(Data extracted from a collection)
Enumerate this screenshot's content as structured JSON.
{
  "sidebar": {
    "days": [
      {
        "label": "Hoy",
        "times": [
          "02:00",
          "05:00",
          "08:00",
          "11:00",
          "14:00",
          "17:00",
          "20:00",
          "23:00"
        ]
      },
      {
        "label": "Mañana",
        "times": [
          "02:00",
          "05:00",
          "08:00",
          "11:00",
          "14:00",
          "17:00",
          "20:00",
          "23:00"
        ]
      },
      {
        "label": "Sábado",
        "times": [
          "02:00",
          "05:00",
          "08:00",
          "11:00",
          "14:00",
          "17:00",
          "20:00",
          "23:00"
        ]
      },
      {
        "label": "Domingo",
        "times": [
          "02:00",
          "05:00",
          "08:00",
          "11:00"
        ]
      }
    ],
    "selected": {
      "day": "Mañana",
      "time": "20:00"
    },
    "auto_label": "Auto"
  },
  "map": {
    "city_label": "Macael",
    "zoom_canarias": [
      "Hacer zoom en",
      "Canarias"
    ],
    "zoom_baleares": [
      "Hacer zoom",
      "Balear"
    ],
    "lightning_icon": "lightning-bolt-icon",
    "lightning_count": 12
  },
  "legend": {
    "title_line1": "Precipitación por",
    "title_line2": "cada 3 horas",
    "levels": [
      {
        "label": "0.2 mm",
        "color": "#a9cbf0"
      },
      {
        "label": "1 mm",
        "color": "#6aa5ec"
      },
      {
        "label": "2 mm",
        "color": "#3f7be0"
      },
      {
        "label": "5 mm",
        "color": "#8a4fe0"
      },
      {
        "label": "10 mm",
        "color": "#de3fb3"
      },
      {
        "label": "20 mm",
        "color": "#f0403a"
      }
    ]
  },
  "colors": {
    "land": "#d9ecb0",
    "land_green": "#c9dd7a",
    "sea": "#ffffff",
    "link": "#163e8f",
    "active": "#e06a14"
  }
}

==

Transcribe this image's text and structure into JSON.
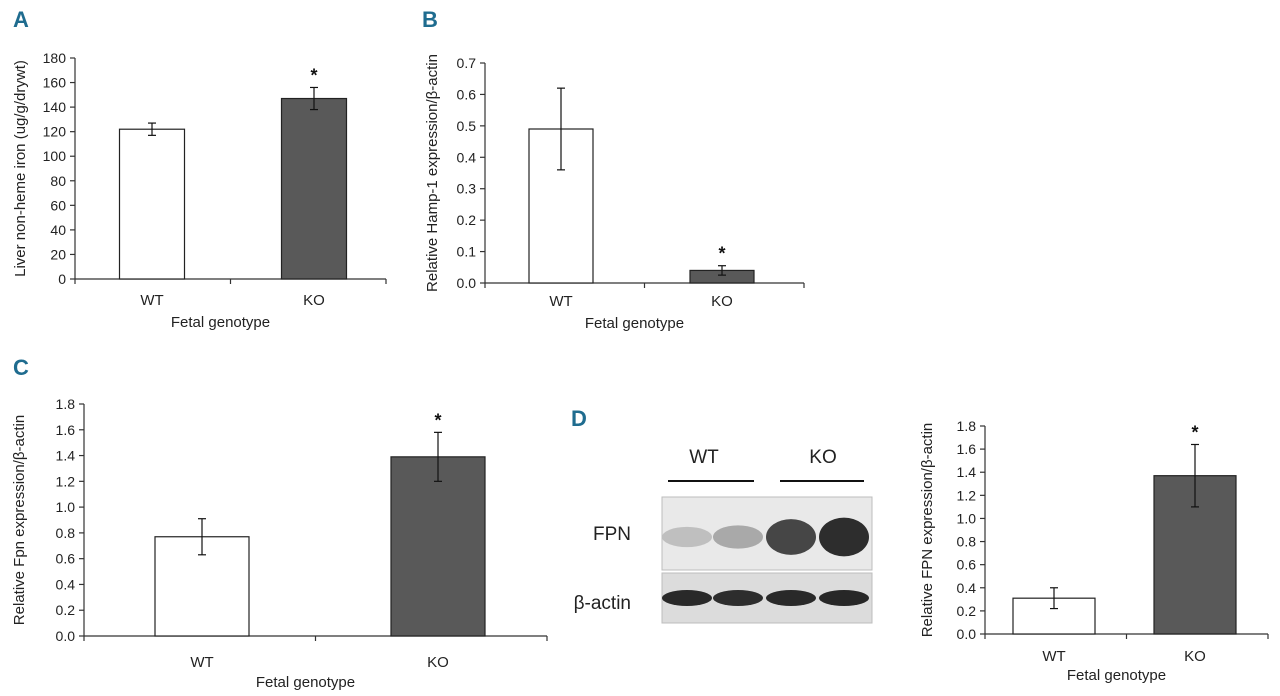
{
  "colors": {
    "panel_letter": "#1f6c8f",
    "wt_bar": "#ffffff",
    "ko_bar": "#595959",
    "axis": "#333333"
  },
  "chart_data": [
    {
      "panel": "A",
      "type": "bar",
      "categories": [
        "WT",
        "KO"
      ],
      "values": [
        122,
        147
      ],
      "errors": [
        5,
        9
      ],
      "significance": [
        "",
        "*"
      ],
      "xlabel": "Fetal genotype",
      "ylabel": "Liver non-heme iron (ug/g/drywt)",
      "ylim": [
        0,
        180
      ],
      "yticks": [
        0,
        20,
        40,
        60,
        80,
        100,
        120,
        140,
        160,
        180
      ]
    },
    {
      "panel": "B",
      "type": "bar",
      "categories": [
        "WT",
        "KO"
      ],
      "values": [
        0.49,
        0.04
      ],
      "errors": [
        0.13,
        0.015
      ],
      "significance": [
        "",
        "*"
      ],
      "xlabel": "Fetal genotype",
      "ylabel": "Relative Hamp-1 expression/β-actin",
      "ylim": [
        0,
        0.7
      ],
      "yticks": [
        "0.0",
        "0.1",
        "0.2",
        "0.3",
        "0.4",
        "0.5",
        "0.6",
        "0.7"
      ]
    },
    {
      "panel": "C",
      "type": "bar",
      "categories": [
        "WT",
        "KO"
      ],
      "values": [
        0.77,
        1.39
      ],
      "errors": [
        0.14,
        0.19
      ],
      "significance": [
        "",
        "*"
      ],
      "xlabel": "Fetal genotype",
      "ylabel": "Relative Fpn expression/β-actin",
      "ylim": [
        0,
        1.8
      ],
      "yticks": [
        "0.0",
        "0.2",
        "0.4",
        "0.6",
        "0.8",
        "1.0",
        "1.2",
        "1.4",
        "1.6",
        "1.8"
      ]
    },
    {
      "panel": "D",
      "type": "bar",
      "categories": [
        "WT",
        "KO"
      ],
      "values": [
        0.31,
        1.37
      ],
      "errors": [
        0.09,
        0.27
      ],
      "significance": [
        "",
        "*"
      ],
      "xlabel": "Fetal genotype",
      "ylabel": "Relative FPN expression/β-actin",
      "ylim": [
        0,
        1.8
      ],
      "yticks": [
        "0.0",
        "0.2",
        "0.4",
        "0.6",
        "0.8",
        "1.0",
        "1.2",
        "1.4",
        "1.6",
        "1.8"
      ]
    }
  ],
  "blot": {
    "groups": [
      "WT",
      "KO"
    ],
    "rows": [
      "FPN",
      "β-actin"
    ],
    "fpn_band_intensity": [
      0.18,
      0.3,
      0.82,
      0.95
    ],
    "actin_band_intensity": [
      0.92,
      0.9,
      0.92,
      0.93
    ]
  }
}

* _TASK BRIEF_: Give back only a number, the number of lines where the string "this" occurs.

* _FINISHED ANSWER_: 2